◆ QUESTIONS ON THE MATERIAL:
1. List the writers the Greg Rucka article says were already covered before Rucka.
2. According to the Greg Rucka article, how many books are in the Atticus Kodiak series?
3. Please pick up the article on Greg Rucka's comics from where it stops.

◆ PROVIDED TEXT:
※ ※ ※

We are going to continue our look at representative comics penned by future writers of the Marvel Star Wars comics, trying to examine what makes them a bad or good choice to write Star Wars for the benefit of any readers that may be Star Wars fans but not comic book fans. In the past we’ve looked at Jason Aaron, Kieron Gillen, Mark Waid and Charles Soule, and now it’s time to take a good look a Greg Rucka, the writer of Shattered Empire, the comic miniseries that’s coming out as part of the Journey to The Force Awakens. And this time, choosing the comic series we are going to spotlight couldn’t have been any easier.

Greg Rucka’s writing career started with his Atticus Kodiak novels, a series of seven crime books starring a New York bodyguard, and he started writing comics with the critically-acclaimed Whiteout, an absorbing story about a female sheriff having to solve a crime at McMurdo Station, Antarctica, and finding what appears to be the work of a serial killer; he also published Queen & Country, a gritty espionage series about a British SIS agent and his world. Once his reputation as a good writer was consolidated, he went to work for DC Comics, writing Detective Comics (where he created many of the characters that would become part of the detective series Gotham Central, that he would co-write with Ed Brubaker) and Wonder Woman, and famously being part of writing team for the also-critically-acclaimed weekly series 52.

※ ※ ※

◆ RAW DATA:
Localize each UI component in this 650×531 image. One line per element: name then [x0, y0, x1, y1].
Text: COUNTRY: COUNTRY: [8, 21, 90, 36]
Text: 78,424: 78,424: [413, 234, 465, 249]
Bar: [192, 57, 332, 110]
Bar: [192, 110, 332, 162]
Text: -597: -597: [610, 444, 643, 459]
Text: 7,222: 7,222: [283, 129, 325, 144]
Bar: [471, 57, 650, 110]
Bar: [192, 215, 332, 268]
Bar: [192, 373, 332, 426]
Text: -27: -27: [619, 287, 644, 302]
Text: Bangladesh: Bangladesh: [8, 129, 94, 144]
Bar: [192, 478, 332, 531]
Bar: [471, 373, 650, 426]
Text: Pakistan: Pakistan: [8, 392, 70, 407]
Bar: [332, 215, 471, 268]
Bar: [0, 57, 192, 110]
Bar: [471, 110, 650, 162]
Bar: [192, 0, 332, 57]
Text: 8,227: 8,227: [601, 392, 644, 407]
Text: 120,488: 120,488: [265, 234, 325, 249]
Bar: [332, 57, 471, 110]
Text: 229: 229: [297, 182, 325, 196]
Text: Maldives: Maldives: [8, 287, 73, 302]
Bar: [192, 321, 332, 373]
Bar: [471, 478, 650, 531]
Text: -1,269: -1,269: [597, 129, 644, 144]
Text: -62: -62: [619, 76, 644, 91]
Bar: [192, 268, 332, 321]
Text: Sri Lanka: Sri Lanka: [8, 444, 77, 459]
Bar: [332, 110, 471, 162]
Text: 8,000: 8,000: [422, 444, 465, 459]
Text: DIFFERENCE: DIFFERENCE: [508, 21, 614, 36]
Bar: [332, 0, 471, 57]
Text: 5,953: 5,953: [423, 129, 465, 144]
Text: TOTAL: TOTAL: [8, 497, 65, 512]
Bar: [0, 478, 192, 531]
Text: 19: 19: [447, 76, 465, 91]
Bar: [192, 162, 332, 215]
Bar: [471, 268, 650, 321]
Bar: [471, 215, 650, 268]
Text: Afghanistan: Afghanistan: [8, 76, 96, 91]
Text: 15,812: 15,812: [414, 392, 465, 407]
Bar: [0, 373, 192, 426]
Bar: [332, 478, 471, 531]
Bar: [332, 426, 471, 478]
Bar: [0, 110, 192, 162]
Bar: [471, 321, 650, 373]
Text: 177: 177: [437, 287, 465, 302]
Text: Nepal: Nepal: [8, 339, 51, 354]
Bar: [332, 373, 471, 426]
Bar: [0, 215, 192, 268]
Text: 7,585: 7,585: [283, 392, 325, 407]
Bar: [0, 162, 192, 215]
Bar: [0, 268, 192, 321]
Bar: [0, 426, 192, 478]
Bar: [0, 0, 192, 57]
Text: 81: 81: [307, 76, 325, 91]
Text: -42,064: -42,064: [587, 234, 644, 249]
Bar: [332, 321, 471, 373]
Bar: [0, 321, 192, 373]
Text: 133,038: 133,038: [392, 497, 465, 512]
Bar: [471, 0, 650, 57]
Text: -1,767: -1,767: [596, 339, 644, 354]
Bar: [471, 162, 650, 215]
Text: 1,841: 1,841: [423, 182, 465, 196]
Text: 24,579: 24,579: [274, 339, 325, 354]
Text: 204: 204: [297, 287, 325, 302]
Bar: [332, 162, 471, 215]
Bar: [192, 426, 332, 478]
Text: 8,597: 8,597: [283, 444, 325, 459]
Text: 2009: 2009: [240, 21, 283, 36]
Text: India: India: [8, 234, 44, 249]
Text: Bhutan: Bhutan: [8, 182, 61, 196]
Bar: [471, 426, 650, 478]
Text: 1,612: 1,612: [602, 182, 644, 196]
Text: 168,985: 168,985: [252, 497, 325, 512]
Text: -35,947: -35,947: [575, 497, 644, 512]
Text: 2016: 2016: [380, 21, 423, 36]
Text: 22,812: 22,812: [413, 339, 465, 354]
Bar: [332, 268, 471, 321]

※ ※ ※

◆ YOUR WRITTEN ANSWERS:
1. Jason Aaron, Kieron Gillen, Mark Waid, Charles Soule

2. Seven.

3.
Leaving DC after being taken off the still-unpublished Wonder Woman: Earth One, Rucka came to Marvel to pencil one of the most interesting runs in The Punisher in recent history, perhaps only second to Garth Ennis’s long stint on the MAX title. If this series of accomplishments would lead you to think that Rucka is a crime writer first and foremost and has no business writing Star Wars, you couldn’t be more wrong: not only does he write the steampunk adventure comic Lady Sabre and the Pirates of the Ineffable Aether, but he also wrote for Marvel the title whose first issue we are going to be talking about today: Cyclops.